TEXTO DE REFERENCIA:
--------------------

Seguirá preso el joven que comenzó el incendio en las escuelas 20 y 26

Ayer por la tarde se dio a conocer la resolución del Juez Daniel Cesari Hernández, mediante la cual procesó con prisión preventiva con un embargo de más de 400 mil pesos, al joven de 23 años Daniel Alexis Jaime. Lo procesó como autor del incendio que afectó el edificio donde funcionan las escuelas 20 y 26. Se le imputa el delito de “daño agravado por el uso y condición pública de la cosa”. Al existir riesgo procesal, en este caso de entorpecimiento de la investigación, Jaime seguirá detenido.

El juez de Instrucción N° 1 del Distrito Judicial Norte Dr. Daniel Cesari Hernández, lleva adelante la investigación que se inició a partir del incendio -en la madrugada del 16 de marzo- de la Escuela Senadores Fueguinos del barrio Chacra IV, donde funcionan los establecimientos educativos 20 y 26.

--------------------

FILAS PROPORCIONADAS:
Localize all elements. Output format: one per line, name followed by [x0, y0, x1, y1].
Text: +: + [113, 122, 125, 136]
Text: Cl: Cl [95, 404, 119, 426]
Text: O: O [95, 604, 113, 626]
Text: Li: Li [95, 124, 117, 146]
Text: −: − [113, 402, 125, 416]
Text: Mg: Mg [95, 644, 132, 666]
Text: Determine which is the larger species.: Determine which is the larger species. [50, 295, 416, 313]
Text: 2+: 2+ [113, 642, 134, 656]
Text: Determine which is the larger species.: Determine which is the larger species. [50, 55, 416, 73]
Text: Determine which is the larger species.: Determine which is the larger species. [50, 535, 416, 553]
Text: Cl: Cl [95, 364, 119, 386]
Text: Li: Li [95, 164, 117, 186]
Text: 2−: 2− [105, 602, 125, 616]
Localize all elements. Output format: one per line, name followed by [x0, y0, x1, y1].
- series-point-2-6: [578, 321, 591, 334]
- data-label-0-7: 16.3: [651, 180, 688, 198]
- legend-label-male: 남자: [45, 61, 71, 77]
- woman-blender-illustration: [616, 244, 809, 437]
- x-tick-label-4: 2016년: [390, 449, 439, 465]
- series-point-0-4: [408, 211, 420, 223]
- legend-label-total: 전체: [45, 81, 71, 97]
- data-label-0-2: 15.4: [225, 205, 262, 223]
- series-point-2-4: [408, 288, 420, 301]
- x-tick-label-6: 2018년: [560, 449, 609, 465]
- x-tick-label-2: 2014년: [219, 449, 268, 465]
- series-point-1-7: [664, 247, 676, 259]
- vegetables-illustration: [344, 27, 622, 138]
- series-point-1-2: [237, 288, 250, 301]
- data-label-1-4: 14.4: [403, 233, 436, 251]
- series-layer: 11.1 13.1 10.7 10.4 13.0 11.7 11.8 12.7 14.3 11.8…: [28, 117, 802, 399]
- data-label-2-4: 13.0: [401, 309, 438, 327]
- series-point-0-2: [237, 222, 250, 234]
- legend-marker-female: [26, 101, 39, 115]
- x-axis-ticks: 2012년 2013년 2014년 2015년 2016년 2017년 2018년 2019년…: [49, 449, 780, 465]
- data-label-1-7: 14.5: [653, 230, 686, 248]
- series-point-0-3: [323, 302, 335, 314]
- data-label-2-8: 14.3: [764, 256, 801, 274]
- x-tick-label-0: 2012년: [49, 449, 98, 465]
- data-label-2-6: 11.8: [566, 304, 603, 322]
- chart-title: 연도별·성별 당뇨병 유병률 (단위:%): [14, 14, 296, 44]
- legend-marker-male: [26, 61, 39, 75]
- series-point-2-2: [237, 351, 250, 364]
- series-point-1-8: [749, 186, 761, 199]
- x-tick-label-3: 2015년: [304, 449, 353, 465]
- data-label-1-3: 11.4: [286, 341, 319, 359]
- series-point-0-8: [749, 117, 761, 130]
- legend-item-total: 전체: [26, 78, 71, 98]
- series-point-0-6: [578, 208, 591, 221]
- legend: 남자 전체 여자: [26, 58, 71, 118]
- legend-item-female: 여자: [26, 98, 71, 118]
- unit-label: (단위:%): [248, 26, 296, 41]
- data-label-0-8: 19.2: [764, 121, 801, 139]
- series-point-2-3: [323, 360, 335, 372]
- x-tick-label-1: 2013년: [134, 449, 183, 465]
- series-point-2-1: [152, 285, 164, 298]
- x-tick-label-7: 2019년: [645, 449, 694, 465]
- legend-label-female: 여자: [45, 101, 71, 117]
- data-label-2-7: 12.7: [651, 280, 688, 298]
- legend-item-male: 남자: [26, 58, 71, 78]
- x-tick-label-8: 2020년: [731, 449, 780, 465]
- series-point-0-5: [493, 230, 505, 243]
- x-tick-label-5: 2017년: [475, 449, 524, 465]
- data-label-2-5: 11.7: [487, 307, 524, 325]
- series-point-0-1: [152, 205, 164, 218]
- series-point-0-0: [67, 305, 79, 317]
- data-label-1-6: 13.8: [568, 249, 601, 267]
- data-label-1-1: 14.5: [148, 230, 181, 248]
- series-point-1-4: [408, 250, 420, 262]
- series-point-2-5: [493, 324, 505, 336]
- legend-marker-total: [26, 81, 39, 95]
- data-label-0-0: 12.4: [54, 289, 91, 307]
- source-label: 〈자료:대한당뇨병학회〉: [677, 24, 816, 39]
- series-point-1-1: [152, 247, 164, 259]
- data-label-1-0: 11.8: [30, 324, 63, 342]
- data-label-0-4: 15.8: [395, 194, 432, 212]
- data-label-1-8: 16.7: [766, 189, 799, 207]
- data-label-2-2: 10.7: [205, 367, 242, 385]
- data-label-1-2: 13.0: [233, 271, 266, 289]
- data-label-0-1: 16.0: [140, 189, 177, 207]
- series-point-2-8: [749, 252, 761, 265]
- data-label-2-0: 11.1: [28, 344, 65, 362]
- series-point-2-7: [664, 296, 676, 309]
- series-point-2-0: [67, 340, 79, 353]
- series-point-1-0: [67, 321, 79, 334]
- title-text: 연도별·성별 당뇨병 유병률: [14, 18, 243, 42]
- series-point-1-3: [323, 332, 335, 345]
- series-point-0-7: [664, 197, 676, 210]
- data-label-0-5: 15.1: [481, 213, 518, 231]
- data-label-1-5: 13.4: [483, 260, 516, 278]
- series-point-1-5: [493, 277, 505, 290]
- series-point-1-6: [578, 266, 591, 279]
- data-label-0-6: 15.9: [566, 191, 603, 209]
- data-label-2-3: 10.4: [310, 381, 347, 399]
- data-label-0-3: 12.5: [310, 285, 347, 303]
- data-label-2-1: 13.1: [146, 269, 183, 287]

--------------------

TAREA A REALIZAR:
Indica si cada afirmación concuerda con el texto de referencia, con sí o no y la cita literal de las palabras que lo deciden. (a) El joven procesado tiene 23 años. (b) El incendio se produjo en la tarde del 16 de marzo. (c) El embargo fijado es de menos de 400 mil pesos.

RESPUESTA:
(a) Sí: "al joven de 23 años Daniel Alexis Jaime".
(b) No: "en la madrugada del 16 de marzo".
(c) No: "con un embargo de más de 400 mil pesos".